TEXT -
=====

Backup #83

ID	83
Dateipfad	`/var/www/dev.campus.systemische-tools.de/src/Infrastructure/AI/ChatService.php`
Version	4
Typ	modified
Größe	10.9 KB
Hash	`e21b9600a444ad206e4cee402005bb323849d8737c4b8591737bc7dab87a6602`
Datum	2025-12-20 19:14:58
Geändert von	claude-code-hook
Grund	Claude Code Pre-Hook Backup vor Edit-Operation
Datei existiert	Ja
Dateiinhalt

<?php

declare(strict_types=1);

namespace Infrastructure\AI;

use RuntimeException;

/**
 * RAG (Retrieval-Augmented Generation) Chat Service.
 *
 * Provides a complete RAG pipeline that:
 * 1. Converts questions to embeddings using Ollama
 * 2. Searches for relevant document chunks in Qdrant
 * 3. Builds context from search results
 * 4. Generates answers using Claude or Ollama
 * 5. Returns structured responses with sources and metadata
 *
 * This service orchestrates the interaction between OllamaService,
 * QdrantService, and ClaudeService to implement a production-ready
 * RAG system for document-based question answering.
 *
 * @package Infrastructure\AI
 * @author  System Generated
 * @version 1.0.0
 */
final readonly class ChatService
{
    /**
     * Constructs a new ChatService instance.

=====

Gespeicherte Dateneinträge:

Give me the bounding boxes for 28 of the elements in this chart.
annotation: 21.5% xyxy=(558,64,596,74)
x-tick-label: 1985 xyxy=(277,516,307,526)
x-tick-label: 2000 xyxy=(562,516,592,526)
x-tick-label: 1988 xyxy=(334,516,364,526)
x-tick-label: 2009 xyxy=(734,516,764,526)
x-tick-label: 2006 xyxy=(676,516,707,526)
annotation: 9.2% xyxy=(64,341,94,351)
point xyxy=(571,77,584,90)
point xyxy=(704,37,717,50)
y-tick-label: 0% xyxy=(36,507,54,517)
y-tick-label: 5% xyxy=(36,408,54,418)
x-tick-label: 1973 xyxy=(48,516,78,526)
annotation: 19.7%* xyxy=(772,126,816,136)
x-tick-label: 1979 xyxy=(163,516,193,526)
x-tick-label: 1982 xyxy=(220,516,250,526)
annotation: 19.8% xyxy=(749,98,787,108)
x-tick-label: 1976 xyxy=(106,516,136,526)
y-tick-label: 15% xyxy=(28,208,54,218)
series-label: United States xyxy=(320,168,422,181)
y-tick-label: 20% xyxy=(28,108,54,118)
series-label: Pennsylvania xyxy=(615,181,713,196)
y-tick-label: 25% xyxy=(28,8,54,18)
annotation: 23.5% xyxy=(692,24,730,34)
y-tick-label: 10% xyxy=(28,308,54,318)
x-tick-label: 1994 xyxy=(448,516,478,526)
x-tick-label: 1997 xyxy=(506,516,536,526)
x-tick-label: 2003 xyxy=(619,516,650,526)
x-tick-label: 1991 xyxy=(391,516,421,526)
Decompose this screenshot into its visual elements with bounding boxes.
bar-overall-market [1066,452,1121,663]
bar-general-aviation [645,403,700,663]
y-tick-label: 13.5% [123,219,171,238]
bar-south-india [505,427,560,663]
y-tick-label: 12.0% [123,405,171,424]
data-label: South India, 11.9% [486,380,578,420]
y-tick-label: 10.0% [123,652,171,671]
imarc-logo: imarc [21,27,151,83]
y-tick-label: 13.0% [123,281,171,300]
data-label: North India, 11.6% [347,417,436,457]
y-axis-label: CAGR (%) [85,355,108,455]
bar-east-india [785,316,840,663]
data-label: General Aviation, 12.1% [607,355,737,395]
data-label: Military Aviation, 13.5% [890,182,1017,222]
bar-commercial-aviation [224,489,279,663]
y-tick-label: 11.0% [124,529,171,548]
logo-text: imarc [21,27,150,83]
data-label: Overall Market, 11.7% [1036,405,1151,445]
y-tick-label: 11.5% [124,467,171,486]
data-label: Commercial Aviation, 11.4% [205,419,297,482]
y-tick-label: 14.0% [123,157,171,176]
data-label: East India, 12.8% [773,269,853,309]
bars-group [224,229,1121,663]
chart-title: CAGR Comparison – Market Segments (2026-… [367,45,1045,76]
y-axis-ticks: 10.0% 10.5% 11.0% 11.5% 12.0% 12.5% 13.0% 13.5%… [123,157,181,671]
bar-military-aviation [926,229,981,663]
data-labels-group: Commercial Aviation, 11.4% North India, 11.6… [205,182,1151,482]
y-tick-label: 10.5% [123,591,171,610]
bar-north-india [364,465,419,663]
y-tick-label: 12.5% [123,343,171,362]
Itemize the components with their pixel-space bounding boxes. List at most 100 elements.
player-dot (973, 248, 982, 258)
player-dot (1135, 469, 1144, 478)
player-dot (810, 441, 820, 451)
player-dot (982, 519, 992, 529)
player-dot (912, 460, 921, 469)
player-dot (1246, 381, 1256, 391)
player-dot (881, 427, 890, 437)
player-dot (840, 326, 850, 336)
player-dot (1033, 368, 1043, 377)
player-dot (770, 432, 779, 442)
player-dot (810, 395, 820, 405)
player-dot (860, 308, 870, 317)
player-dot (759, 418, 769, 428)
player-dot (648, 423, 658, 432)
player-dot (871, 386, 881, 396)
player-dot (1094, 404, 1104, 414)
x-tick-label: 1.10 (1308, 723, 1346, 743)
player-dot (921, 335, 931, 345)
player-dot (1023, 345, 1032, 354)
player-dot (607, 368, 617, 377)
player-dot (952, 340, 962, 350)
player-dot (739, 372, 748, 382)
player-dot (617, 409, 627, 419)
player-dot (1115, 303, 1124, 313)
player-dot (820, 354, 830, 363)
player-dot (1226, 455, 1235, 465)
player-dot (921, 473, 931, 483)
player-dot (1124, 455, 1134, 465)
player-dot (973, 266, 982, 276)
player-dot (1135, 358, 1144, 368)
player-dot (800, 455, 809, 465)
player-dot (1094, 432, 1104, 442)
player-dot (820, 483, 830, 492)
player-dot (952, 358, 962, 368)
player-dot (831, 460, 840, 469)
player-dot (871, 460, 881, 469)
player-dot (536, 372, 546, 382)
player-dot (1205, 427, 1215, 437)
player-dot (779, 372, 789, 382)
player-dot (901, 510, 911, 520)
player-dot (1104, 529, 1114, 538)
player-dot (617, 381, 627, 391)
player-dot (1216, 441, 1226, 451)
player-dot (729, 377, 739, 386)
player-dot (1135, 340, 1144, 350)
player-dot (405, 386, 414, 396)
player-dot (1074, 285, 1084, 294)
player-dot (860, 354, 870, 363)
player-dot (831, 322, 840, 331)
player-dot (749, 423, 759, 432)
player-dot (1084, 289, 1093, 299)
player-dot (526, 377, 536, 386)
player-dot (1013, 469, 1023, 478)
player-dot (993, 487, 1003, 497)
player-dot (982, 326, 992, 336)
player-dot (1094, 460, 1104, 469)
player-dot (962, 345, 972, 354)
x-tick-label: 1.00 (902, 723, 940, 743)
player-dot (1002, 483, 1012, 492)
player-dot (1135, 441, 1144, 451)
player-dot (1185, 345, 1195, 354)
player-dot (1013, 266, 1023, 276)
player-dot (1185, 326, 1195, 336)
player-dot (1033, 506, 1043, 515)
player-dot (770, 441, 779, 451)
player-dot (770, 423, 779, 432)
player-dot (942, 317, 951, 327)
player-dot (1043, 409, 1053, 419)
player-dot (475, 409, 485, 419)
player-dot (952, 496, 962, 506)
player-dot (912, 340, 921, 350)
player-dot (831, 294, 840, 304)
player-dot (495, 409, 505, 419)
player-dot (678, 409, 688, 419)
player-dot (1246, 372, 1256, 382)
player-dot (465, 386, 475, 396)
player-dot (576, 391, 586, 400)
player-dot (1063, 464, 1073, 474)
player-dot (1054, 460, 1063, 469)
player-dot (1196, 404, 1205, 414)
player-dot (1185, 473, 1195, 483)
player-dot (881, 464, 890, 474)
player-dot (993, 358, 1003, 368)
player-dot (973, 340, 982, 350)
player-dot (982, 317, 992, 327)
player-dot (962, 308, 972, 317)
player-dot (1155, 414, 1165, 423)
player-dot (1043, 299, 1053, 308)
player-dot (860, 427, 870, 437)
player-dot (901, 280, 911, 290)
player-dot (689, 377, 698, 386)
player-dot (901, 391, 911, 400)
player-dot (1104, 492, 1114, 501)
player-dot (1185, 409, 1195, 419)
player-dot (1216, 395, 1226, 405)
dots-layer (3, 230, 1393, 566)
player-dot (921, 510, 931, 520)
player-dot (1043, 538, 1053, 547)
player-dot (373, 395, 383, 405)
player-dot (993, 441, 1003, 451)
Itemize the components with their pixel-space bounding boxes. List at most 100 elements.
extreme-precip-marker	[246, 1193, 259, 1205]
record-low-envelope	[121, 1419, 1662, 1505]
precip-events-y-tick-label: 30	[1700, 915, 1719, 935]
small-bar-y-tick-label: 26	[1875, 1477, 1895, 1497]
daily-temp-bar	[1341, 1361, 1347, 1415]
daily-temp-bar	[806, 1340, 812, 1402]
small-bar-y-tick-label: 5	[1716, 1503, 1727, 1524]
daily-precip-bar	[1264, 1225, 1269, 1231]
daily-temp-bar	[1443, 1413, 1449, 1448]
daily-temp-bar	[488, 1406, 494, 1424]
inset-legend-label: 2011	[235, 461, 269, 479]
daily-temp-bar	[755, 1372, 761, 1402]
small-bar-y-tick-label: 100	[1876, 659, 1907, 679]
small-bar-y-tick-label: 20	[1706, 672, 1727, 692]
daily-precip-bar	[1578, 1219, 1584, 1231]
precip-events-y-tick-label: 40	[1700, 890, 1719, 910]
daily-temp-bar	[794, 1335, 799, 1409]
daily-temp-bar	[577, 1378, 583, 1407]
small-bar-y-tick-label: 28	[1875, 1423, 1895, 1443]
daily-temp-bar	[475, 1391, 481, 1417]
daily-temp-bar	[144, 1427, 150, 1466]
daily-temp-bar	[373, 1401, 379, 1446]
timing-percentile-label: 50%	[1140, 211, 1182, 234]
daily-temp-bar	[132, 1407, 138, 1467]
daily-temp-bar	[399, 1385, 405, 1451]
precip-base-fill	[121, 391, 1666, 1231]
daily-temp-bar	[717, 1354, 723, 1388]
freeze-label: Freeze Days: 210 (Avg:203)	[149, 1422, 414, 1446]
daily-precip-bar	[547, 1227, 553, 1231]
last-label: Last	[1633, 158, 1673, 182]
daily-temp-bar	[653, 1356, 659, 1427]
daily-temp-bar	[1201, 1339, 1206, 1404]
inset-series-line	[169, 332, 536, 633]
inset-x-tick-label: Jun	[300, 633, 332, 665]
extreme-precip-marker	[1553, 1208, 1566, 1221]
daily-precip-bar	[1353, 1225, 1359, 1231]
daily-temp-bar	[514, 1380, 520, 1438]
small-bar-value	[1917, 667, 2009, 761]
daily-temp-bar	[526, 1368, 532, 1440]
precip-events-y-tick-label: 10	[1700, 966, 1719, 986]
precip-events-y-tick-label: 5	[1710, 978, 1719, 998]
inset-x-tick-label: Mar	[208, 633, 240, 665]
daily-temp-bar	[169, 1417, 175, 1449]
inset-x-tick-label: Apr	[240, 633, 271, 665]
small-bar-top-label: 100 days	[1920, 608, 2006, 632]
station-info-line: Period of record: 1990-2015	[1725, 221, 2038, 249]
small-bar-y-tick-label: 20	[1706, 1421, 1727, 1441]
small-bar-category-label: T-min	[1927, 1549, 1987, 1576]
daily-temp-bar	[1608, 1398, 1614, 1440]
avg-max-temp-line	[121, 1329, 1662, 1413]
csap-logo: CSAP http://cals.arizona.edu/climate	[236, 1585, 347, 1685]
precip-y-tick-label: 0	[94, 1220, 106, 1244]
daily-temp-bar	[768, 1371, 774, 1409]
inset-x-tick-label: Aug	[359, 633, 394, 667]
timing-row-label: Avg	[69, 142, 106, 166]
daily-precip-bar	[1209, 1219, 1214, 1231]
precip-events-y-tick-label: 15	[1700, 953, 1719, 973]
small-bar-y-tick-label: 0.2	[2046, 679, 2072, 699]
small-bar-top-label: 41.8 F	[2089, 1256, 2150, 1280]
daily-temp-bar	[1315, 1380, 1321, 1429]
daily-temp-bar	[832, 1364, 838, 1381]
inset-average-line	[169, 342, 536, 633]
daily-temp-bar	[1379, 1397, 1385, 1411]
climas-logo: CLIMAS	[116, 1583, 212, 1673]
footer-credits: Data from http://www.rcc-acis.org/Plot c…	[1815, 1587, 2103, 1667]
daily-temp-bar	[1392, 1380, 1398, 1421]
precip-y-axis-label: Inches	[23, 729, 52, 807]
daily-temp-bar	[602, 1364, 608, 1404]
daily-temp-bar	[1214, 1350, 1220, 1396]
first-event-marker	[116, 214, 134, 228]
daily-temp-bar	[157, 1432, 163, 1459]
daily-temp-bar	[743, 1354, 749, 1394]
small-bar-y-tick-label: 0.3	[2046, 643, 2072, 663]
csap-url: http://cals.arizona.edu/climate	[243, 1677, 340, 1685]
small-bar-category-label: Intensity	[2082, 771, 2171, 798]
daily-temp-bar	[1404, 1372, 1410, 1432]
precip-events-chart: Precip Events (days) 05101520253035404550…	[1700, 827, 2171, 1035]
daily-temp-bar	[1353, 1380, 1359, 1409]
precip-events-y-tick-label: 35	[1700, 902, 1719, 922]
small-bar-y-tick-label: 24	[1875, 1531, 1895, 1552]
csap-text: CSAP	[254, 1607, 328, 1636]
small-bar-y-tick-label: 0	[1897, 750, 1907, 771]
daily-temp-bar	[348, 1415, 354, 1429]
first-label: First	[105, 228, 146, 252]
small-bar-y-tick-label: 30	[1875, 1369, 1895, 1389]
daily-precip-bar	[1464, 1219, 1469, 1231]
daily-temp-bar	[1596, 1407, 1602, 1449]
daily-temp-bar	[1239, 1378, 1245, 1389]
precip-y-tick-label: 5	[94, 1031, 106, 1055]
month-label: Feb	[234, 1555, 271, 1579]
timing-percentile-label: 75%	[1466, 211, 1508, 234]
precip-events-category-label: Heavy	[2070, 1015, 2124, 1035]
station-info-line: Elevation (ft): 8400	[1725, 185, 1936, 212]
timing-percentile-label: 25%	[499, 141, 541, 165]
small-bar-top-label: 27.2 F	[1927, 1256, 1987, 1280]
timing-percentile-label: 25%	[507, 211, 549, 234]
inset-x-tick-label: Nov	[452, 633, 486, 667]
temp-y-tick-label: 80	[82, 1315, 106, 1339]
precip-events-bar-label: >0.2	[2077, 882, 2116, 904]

=====

AUFGABE 1 - Nenne alle Services, deren Zusammenspiel der ChatService laut Dokumentationskommentar auf der Backup-Seite orchestriert.
AUFGABE 2 - Welche Größe gibt die Backup-Seite für die Datei an?
AUFGABE 3 - Schreib bitte die Backup-Seite nach ihrer letzten Zeile weiter.

LÖSUNG 1 - OllamaService, QdrantService, ClaudeService

LÖSUNG 2 - 10.9 KB

LÖSUNG 3 -
     *
     * @param OllamaService $ollama Ollama service for embeddings and optional LLM
     * @param QdrantService $qdrant Qdrant service for vector search
     * @param ClaudeService $claude Claude service for high-quality LLM responses
     */
    public function __construct(
        private OllamaService $ollama,
        private QdrantService $qdrant,
        private ClaudeService $claude
    ) {
    }

    /**
     * Executes a complete RAG chat pipeline.
     *
     * Performs the following steps:
     * 1. Generates an embedding vector for the question
     * 2. Searches for similar documents in the vector database
     * 3. Builds context from the most relevant chunks
     * 4. Generates an answer using the specified LLM model
     * 5. Extracts source information
     * 6. Assembles a structured response
     *
     * @param string      $question           The user's question to answer
     * @param string      $model              The LLM model (claude-* or ollama:*)
     * @param string      $collection         The Qdrant collection to search in (default: documents)
     * @param int         $limit              Maximum number of document chunks to retrieve (default: 5)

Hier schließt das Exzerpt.